→ Goal of the exercise: Copy each line of the material below that includes the string "JSON".

━━ Source data

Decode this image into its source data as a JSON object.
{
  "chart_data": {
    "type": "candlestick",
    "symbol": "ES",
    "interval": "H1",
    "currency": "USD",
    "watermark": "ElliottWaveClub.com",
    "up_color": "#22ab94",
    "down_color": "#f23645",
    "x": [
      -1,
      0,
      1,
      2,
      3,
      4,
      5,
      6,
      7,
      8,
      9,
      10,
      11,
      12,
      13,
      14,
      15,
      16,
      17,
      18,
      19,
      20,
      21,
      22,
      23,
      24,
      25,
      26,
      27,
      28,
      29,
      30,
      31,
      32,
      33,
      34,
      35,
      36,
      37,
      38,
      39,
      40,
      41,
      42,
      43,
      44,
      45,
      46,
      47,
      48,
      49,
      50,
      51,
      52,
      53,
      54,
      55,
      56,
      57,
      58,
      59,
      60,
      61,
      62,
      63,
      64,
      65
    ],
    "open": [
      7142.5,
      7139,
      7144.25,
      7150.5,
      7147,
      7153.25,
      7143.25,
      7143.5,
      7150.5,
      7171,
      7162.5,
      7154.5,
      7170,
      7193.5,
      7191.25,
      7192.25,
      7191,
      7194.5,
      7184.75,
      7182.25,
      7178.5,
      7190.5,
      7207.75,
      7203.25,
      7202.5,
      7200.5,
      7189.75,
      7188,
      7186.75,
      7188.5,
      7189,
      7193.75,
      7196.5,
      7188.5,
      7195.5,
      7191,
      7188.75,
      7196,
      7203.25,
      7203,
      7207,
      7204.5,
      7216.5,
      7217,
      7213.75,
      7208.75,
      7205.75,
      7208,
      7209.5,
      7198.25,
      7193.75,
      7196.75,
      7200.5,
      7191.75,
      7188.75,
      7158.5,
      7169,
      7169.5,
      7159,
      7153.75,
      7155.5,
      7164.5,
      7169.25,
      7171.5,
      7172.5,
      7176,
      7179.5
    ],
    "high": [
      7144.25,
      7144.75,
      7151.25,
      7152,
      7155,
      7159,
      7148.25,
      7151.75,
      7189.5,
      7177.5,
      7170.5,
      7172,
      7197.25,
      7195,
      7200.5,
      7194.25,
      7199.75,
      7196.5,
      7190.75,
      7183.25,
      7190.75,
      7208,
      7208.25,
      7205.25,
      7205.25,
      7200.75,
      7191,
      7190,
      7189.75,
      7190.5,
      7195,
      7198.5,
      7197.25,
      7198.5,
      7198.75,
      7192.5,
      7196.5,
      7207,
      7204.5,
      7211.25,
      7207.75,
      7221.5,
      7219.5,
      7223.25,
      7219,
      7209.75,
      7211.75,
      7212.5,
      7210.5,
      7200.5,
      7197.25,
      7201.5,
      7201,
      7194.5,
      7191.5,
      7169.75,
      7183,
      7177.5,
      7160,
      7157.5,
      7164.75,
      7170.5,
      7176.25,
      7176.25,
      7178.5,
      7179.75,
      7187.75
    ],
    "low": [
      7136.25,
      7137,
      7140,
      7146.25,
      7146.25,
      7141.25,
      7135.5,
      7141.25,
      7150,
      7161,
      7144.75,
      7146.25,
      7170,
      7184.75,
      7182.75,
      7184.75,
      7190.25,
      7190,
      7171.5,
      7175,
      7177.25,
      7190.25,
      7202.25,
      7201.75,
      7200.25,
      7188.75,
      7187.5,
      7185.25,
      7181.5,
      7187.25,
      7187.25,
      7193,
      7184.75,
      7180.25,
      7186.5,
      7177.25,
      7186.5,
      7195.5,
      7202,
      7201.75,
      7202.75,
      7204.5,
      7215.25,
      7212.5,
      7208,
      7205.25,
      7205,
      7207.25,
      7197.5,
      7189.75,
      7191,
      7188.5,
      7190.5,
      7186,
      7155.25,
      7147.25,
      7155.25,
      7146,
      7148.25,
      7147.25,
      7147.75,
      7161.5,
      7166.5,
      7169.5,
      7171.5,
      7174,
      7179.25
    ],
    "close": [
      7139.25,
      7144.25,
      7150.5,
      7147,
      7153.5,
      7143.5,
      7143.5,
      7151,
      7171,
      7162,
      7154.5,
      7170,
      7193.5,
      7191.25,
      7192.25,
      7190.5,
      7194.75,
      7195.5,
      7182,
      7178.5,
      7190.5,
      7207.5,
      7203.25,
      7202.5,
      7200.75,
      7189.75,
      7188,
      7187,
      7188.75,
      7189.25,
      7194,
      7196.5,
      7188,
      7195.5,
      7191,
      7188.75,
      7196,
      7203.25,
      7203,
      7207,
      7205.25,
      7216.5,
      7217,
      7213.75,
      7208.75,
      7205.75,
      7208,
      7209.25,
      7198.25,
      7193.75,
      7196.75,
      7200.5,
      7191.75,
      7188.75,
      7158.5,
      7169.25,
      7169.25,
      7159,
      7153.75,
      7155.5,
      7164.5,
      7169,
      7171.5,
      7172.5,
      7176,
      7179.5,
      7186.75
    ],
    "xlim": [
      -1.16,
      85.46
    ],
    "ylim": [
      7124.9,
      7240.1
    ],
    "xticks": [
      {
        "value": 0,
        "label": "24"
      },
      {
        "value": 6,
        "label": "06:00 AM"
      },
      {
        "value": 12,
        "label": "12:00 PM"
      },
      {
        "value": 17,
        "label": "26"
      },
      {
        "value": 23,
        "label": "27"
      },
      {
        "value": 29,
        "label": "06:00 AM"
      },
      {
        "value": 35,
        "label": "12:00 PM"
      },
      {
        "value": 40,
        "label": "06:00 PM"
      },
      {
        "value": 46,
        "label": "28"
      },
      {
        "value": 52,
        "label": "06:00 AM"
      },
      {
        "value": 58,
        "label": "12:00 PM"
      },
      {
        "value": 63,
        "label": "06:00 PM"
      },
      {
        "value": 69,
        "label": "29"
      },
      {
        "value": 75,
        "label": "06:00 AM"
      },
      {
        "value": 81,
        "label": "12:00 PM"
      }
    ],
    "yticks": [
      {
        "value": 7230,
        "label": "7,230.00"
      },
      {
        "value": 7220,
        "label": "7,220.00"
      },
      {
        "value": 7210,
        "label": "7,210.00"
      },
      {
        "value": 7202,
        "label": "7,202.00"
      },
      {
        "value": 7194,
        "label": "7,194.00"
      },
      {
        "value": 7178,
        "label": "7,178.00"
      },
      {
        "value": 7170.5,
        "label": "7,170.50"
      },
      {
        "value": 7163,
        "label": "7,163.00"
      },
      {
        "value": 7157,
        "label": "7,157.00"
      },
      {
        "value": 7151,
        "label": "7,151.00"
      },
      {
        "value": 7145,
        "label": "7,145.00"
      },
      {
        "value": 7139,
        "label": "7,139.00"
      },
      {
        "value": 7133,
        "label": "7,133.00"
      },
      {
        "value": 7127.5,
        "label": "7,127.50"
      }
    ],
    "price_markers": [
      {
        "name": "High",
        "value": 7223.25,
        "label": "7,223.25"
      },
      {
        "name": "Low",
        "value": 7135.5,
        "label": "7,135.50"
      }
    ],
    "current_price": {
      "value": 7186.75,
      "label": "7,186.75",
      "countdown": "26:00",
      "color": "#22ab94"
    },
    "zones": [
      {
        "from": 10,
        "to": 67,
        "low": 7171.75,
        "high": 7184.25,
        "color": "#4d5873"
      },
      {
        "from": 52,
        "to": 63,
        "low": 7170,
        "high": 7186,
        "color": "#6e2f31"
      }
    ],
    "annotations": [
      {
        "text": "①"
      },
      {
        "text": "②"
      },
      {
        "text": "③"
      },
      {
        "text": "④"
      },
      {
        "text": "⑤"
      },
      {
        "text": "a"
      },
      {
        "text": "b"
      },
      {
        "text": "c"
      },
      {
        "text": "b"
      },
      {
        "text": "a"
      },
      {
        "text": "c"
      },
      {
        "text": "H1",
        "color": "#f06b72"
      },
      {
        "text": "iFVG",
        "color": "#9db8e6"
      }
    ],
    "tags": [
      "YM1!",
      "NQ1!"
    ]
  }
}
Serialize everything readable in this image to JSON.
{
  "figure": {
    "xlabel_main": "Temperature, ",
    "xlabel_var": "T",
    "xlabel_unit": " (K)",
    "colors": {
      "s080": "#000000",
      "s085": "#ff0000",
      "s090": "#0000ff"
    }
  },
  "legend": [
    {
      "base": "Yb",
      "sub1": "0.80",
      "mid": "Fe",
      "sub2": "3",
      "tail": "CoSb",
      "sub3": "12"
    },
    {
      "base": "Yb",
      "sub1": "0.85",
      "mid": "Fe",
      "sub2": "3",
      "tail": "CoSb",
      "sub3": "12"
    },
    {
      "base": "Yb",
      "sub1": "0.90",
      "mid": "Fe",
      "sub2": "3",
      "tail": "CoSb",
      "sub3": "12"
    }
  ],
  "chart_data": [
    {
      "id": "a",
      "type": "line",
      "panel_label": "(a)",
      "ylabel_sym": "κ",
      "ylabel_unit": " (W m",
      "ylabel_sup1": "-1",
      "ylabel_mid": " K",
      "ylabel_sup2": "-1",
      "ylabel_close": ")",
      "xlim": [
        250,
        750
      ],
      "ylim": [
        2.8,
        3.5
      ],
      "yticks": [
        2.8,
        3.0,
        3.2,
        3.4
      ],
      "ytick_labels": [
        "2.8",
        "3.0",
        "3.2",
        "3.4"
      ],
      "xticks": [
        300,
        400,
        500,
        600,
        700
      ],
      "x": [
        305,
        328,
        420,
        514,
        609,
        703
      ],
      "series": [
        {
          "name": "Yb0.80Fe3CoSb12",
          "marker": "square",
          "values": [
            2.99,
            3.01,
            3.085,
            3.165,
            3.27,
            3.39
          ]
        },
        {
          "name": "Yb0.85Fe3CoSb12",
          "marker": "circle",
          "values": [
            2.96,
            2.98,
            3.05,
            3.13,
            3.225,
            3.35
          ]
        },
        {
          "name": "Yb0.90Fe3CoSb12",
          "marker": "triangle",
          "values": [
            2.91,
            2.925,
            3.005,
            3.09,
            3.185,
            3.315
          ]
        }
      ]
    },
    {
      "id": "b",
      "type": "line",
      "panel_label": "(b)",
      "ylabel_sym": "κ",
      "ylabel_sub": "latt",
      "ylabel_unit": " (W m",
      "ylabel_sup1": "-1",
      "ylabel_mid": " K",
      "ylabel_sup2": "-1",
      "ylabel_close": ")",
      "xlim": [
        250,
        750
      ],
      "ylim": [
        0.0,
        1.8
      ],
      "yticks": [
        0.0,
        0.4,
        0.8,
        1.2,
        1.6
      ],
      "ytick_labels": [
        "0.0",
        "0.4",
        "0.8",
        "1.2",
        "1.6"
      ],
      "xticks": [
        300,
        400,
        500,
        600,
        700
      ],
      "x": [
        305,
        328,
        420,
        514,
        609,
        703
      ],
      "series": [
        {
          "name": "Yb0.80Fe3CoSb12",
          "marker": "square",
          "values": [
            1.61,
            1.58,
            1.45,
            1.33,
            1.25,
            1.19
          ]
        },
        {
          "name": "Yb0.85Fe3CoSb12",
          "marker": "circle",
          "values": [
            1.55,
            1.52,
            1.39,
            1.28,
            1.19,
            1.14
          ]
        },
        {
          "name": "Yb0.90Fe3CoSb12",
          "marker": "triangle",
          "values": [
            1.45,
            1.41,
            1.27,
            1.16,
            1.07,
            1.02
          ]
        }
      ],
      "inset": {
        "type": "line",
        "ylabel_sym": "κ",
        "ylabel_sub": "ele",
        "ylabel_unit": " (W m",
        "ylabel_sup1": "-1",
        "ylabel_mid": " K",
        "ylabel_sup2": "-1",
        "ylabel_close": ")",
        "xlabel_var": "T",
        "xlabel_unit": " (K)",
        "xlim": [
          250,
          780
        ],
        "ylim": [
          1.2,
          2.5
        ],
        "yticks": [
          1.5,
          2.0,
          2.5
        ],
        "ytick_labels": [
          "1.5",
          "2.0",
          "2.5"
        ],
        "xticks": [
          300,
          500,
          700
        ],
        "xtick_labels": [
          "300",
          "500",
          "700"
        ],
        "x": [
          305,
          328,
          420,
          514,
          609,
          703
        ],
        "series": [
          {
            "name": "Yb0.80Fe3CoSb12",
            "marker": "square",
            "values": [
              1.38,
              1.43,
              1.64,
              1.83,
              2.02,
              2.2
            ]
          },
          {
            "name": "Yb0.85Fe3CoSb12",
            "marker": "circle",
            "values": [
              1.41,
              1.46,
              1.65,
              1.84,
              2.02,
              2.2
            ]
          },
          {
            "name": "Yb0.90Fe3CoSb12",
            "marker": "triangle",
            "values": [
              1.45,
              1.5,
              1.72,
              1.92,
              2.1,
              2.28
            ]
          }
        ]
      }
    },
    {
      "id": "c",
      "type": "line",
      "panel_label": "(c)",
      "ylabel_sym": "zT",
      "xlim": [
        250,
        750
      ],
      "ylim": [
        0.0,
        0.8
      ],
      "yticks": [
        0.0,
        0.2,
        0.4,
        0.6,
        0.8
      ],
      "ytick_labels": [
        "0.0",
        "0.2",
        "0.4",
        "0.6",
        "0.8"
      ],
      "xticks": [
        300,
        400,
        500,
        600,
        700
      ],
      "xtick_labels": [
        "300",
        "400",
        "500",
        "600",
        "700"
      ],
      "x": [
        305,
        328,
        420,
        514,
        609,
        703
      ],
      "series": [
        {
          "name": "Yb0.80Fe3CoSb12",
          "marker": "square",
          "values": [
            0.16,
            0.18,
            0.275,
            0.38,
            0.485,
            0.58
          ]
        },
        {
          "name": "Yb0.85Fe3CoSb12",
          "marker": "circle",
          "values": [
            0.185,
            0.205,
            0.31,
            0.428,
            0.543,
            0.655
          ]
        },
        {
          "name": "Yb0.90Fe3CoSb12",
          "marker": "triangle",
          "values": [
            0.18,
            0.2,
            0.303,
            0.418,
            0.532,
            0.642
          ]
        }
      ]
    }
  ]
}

━━━━

→ Output for this task:
Decode this image into its source data as a JSON object.
Serialize everything readable in this image to JSON.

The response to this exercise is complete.